* PROVIDED MATERIAL:

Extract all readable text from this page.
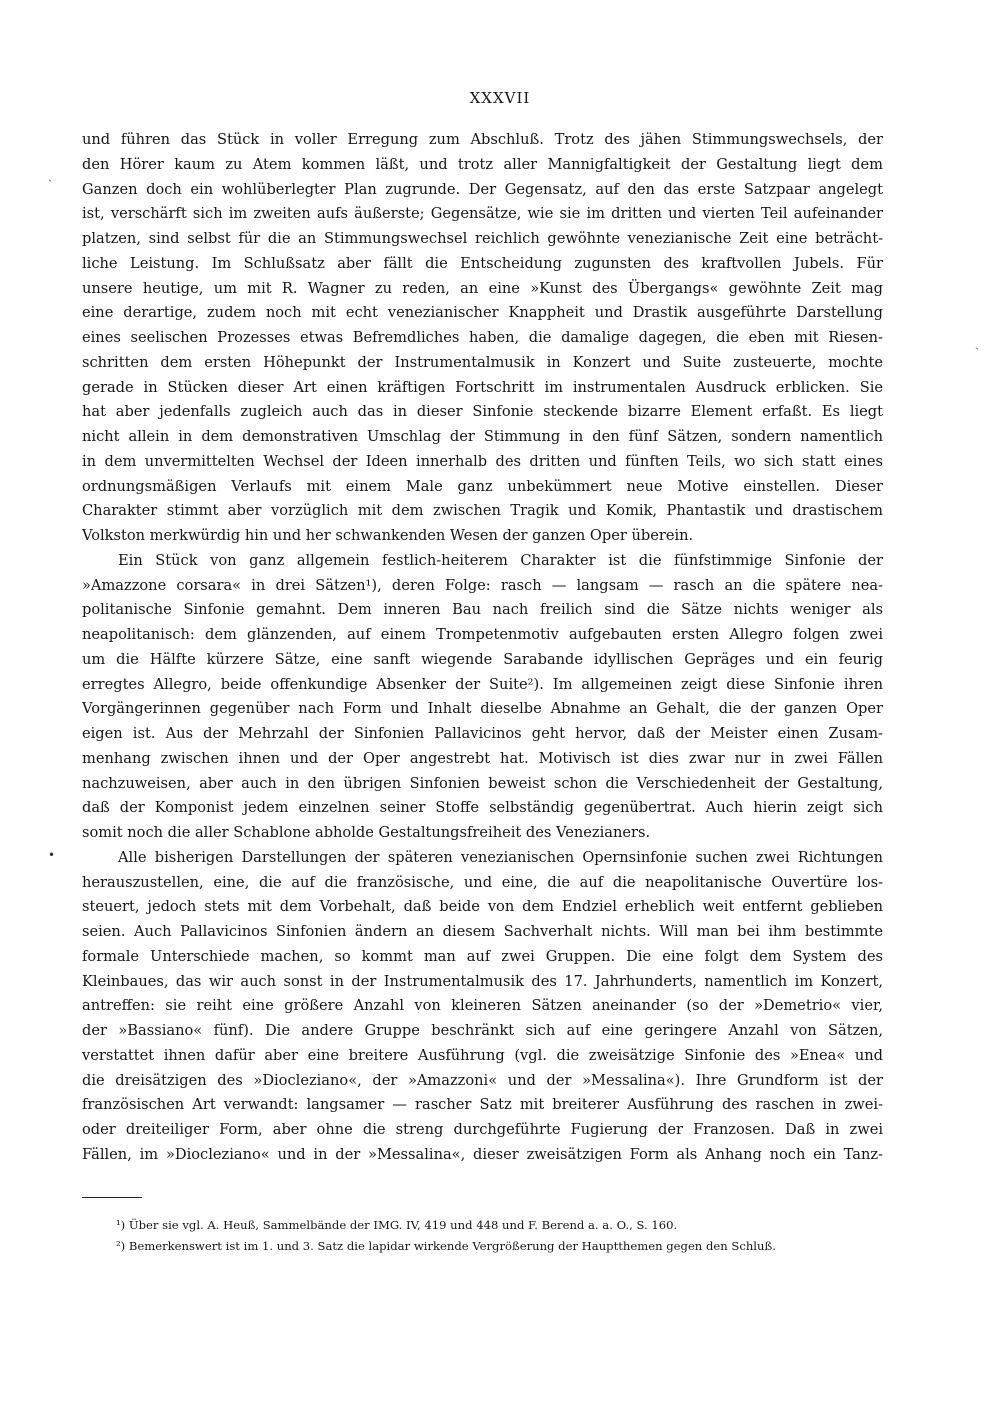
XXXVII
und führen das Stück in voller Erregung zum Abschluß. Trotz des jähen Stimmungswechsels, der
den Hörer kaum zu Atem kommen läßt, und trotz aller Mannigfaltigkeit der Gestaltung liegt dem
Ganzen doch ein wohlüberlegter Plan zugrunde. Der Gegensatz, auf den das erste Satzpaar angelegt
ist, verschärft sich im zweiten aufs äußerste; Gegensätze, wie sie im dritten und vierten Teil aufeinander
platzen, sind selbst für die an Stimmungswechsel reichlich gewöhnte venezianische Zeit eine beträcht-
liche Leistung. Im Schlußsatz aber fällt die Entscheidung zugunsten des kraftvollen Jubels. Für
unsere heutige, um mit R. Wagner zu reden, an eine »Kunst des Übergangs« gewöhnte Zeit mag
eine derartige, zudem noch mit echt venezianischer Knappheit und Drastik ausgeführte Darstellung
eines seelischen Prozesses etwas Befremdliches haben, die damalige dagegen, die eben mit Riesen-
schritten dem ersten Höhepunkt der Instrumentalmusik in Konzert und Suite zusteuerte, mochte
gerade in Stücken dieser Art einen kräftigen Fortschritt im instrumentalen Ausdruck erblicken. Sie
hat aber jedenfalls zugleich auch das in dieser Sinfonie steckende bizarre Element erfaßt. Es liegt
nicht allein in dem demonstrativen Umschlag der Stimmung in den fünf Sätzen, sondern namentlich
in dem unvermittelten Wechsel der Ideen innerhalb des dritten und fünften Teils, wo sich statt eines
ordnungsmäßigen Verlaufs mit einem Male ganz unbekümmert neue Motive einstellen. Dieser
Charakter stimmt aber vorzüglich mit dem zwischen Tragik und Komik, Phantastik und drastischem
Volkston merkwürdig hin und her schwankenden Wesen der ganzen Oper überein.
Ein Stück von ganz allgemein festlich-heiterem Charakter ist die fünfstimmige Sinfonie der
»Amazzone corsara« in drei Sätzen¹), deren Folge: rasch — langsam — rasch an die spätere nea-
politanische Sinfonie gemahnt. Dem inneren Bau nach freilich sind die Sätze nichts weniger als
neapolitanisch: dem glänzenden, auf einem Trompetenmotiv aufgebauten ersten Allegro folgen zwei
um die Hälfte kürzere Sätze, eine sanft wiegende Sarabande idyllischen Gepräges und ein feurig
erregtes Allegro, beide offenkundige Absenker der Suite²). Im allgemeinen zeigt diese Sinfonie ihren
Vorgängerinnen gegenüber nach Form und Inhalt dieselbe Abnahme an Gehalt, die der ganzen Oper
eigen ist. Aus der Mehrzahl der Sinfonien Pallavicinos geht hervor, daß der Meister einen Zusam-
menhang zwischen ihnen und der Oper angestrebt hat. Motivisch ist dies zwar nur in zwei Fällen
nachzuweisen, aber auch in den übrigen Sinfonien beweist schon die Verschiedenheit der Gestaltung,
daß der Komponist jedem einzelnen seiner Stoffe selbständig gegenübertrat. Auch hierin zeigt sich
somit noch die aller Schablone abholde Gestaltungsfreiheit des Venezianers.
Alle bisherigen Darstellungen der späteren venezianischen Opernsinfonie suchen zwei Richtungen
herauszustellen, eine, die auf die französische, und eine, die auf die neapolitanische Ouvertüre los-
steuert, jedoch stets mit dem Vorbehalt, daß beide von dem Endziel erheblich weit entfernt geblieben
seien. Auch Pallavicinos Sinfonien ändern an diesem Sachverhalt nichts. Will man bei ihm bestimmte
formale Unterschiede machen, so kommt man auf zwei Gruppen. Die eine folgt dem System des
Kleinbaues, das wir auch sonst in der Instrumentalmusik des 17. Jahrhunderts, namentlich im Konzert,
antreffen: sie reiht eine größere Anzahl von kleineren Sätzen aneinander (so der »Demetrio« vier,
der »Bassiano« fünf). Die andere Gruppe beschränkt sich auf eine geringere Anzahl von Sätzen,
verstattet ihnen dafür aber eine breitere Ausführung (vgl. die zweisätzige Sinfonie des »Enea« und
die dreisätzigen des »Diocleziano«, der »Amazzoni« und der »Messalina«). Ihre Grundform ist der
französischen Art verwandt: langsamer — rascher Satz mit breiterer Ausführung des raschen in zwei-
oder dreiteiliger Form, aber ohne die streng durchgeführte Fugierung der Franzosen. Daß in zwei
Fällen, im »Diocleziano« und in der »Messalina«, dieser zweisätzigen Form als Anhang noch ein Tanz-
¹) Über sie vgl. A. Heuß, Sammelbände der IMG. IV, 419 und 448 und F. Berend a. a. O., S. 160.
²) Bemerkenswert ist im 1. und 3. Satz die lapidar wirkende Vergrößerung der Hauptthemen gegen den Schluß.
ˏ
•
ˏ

--

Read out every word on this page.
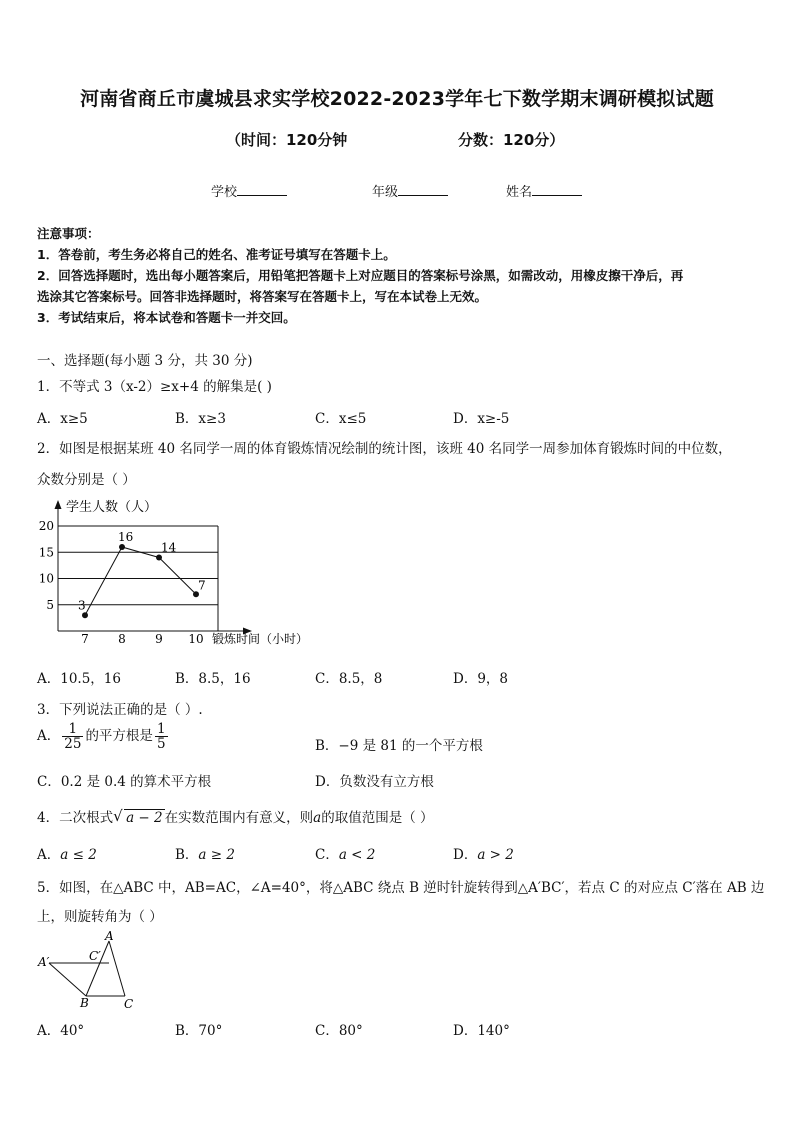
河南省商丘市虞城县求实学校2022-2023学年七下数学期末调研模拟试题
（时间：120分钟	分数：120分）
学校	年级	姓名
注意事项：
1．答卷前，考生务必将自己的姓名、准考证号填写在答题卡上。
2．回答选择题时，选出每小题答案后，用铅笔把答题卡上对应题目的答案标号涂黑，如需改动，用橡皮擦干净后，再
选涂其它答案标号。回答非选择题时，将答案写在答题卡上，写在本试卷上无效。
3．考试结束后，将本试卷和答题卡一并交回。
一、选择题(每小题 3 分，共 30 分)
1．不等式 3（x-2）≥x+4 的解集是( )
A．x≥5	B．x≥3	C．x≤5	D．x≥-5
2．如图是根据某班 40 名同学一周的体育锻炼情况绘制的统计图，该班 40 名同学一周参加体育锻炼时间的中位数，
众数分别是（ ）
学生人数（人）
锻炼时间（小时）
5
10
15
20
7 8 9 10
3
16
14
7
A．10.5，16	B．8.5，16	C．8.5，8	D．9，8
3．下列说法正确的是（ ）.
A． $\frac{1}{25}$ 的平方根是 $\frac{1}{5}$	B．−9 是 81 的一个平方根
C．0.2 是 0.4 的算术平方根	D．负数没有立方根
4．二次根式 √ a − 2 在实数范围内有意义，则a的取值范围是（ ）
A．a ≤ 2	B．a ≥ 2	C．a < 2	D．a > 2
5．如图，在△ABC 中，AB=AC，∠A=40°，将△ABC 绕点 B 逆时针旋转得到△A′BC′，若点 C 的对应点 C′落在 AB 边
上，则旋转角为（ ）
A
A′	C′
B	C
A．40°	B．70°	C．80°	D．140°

* * *

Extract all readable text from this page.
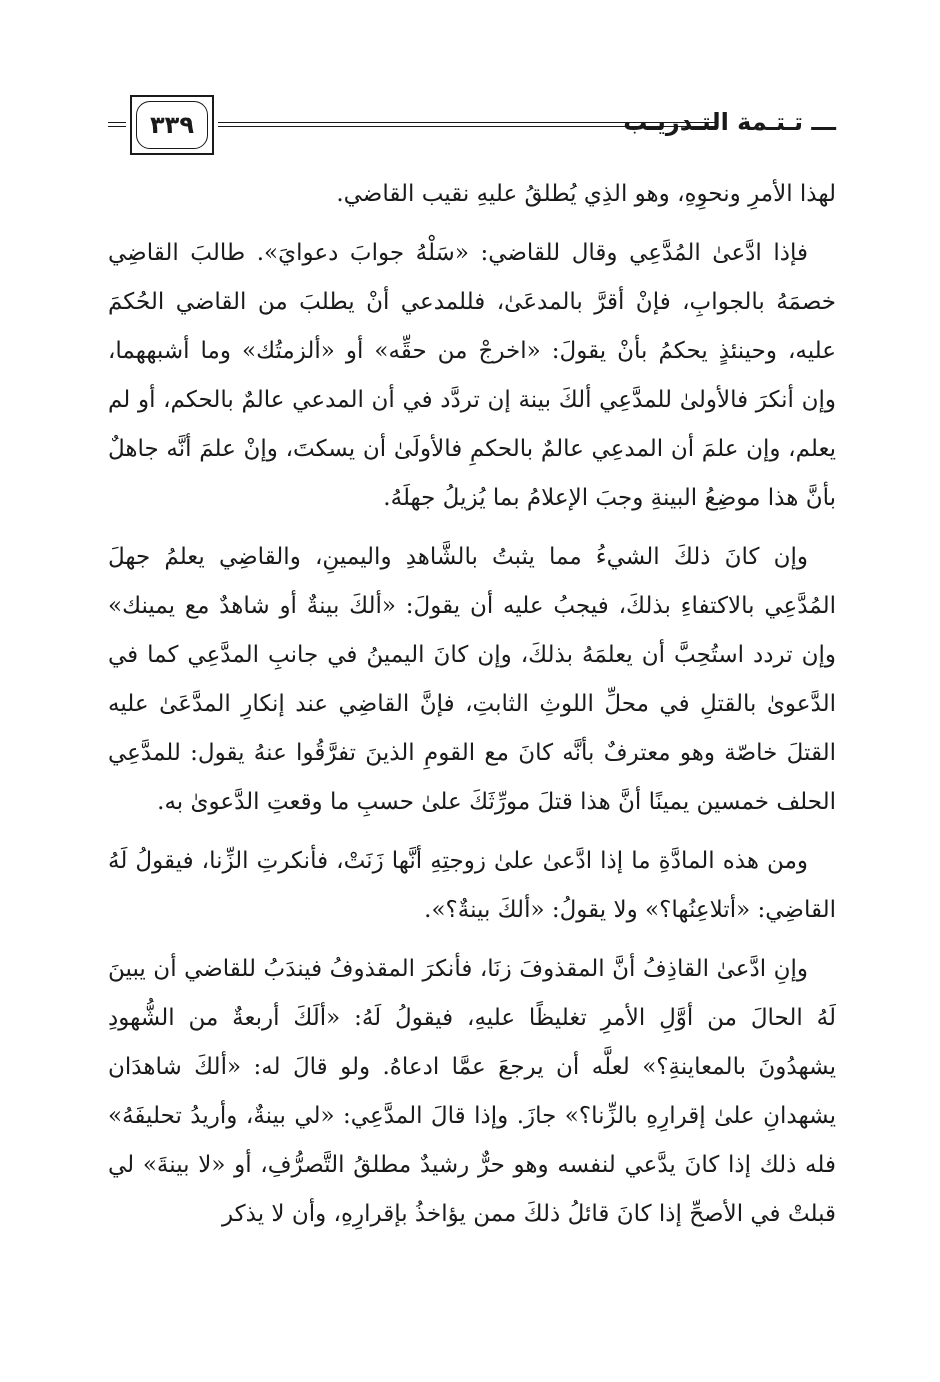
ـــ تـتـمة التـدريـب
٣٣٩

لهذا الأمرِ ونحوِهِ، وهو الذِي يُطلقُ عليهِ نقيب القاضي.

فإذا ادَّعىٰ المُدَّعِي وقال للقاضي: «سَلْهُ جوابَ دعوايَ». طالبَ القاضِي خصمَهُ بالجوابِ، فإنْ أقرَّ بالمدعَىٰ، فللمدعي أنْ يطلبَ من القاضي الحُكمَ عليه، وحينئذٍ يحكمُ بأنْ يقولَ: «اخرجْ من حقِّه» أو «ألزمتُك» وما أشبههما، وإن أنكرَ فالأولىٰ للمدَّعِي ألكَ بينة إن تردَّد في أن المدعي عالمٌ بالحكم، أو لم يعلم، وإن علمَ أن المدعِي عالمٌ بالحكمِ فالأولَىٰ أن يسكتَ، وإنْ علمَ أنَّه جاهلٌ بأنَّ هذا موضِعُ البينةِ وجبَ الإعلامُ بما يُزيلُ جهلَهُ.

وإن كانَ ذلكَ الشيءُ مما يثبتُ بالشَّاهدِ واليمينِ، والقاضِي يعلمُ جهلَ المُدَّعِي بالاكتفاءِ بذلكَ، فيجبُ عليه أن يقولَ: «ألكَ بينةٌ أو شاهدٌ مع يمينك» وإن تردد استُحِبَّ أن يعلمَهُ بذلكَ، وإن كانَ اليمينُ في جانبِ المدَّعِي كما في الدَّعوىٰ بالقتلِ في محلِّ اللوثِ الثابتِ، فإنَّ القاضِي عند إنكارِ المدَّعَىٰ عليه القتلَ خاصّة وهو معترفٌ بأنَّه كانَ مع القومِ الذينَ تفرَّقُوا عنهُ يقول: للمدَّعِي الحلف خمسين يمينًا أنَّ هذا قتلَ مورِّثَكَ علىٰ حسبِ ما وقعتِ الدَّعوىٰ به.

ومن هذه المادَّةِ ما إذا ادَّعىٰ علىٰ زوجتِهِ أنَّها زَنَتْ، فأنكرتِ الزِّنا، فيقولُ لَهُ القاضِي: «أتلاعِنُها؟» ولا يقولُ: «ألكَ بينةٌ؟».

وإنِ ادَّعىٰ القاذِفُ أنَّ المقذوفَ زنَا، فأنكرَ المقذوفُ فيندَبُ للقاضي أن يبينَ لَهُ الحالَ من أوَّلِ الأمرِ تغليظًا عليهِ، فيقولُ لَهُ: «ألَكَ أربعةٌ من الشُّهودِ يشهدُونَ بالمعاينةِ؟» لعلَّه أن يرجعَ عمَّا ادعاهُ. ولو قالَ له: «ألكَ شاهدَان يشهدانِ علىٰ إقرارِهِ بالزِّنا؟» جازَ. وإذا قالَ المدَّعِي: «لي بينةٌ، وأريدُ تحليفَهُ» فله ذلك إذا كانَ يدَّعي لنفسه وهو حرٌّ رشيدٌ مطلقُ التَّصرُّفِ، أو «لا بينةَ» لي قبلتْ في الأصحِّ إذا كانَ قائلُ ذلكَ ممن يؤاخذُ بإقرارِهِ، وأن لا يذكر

* EXERCISE TASK:
Copy out each line of the data where the string "Zeit" appears.

* THE RESPONSE:
platzen, sind selbst für die an Stimmungswechsel reichlich gewöhnte venezianische Zeit eine beträcht-
unsere heutige, um mit R. Wagner zu reden, an eine »Kunst des Übergangs« gewöhnte Zeit mag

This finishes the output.